◆ **INSTRUCTION**:
Pictures stay out of your copy, but everything else in the records below must be repeated exactly.

◆ **DATA ROWS**:

▶

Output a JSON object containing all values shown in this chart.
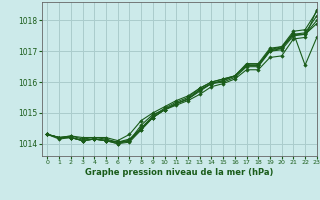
{
  "title": "Graphe pression niveau de la mer (hPa)",
  "bg_color": "#cceaea",
  "grid_color": "#aacccc",
  "line_color": "#1a5c1a",
  "marker_color": "#1a5c1a",
  "xlim": [
    -0.5,
    23
  ],
  "ylim": [
    1013.6,
    1018.6
  ],
  "yticks": [
    1014,
    1015,
    1016,
    1017,
    1018
  ],
  "xticks": [
    0,
    1,
    2,
    3,
    4,
    5,
    6,
    7,
    8,
    9,
    10,
    11,
    12,
    13,
    14,
    15,
    16,
    17,
    18,
    19,
    20,
    21,
    22,
    23
  ],
  "series": [
    [
      1014.3,
      1014.2,
      1014.25,
      1014.2,
      1014.2,
      1014.2,
      1014.1,
      1014.3,
      1014.75,
      1015.0,
      1015.2,
      1015.4,
      1015.55,
      1015.8,
      1016.0,
      1016.1,
      1016.2,
      1016.55,
      1016.55,
      1017.05,
      1017.15,
      1017.55,
      1017.55,
      1017.9
    ],
    [
      1014.3,
      1014.2,
      1014.25,
      1014.15,
      1014.2,
      1014.15,
      1014.05,
      1014.1,
      1014.5,
      1014.85,
      1015.1,
      1015.3,
      1015.45,
      1015.7,
      1015.95,
      1016.05,
      1016.2,
      1016.55,
      1016.55,
      1017.05,
      1017.1,
      1017.6,
      1016.55,
      1017.45
    ],
    [
      1014.3,
      1014.2,
      1014.2,
      1014.1,
      1014.15,
      1014.1,
      1014.0,
      1014.05,
      1014.45,
      1014.85,
      1015.1,
      1015.3,
      1015.45,
      1015.75,
      1015.95,
      1016.05,
      1016.2,
      1016.55,
      1016.55,
      1017.0,
      1017.1,
      1017.55,
      1017.6,
      1018.15
    ],
    [
      1014.3,
      1014.2,
      1014.2,
      1014.1,
      1014.15,
      1014.1,
      1014.05,
      1014.15,
      1014.5,
      1014.9,
      1015.15,
      1015.35,
      1015.5,
      1015.8,
      1016.0,
      1016.1,
      1016.2,
      1016.6,
      1016.6,
      1017.1,
      1017.15,
      1017.65,
      1017.7,
      1018.3
    ],
    [
      1014.3,
      1014.2,
      1014.2,
      1014.1,
      1014.15,
      1014.1,
      1014.05,
      1014.1,
      1014.45,
      1014.85,
      1015.1,
      1015.3,
      1015.45,
      1015.75,
      1015.95,
      1016.0,
      1016.15,
      1016.5,
      1016.5,
      1017.0,
      1017.05,
      1017.5,
      1017.55,
      1018.0
    ]
  ],
  "series_outlier": [
    1014.3,
    1014.15,
    1014.2,
    1014.1,
    1014.15,
    1014.1,
    1014.0,
    1014.1,
    1014.6,
    1014.95,
    1015.1,
    1015.25,
    1015.4,
    1015.6,
    1015.85,
    1015.95,
    1016.1,
    1016.4,
    1016.4,
    1016.8,
    1016.85,
    1017.4,
    1017.45,
    1018.35
  ]
}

◀

◆ **ANSWER**:
Output a JSON object containing all values shown in this chart.
{
  "title": "Graphe pression niveau de la mer (hPa)",
  "bg_color": "#cceaea",
  "grid_color": "#aacccc",
  "line_color": "#1a5c1a",
  "marker_color": "#1a5c1a",
  "xlim": [
    -0.5,
    23
  ],
  "ylim": [
    1013.6,
    1018.6
  ],
  "yticks": [
    1014,
    1015,
    1016,
    1017,
    1018
  ],
  "xticks": [
    0,
    1,
    2,
    3,
    4,
    5,
    6,
    7,
    8,
    9,
    10,
    11,
    12,
    13,
    14,
    15,
    16,
    17,
    18,
    19,
    20,
    21,
    22,
    23
  ],
  "series": [
    [
      1014.3,
      1014.2,
      1014.25,
      1014.2,
      1014.2,
      1014.2,
      1014.1,
      1014.3,
      1014.75,
      1015.0,
      1015.2,
      1015.4,
      1015.55,
      1015.8,
      1016.0,
      1016.1,
      1016.2,
      1016.55,
      1016.55,
      1017.05,
      1017.15,
      1017.55,
      1017.55,
      1017.9
    ],
    [
      1014.3,
      1014.2,
      1014.25,
      1014.15,
      1014.2,
      1014.15,
      1014.05,
      1014.1,
      1014.5,
      1014.85,
      1015.1,
      1015.3,
      1015.45,
      1015.7,
      1015.95,
      1016.05,
      1016.2,
      1016.55,
      1016.55,
      1017.05,
      1017.1,
      1017.6,
      1016.55,
      1017.45
    ],
    [
      1014.3,
      1014.2,
      1014.2,
      1014.1,
      1014.15,
      1014.1,
      1014.0,
      1014.05,
      1014.45,
      1014.85,
      1015.1,
      1015.3,
      1015.45,
      1015.75,
      1015.95,
      1016.05,
      1016.2,
      1016.55,
      1016.55,
      1017.0,
      1017.1,
      1017.55,
      1017.6,
      1018.15
    ],
    [
      1014.3,
      1014.2,
      1014.2,
      1014.1,
      1014.15,
      1014.1,
      1014.05,
      1014.15,
      1014.5,
      1014.9,
      1015.15,
      1015.35,
      1015.5,
      1015.8,
      1016.0,
      1016.1,
      1016.2,
      1016.6,
      1016.6,
      1017.1,
      1017.15,
      1017.65,
      1017.7,
      1018.3
    ],
    [
      1014.3,
      1014.2,
      1014.2,
      1014.1,
      1014.15,
      1014.1,
      1014.05,
      1014.1,
      1014.45,
      1014.85,
      1015.1,
      1015.3,
      1015.45,
      1015.75,
      1015.95,
      1016.0,
      1016.15,
      1016.5,
      1016.5,
      1017.0,
      1017.05,
      1017.5,
      1017.55,
      1018.0
    ]
  ],
  "series_outlier": [
    1014.3,
    1014.15,
    1014.2,
    1014.1,
    1014.15,
    1014.1,
    1014.0,
    1014.1,
    1014.6,
    1014.95,
    1015.1,
    1015.25,
    1015.4,
    1015.6,
    1015.85,
    1015.95,
    1016.1,
    1016.4,
    1016.4,
    1016.8,
    1016.85,
    1017.4,
    1017.45,
    1018.35
  ]
}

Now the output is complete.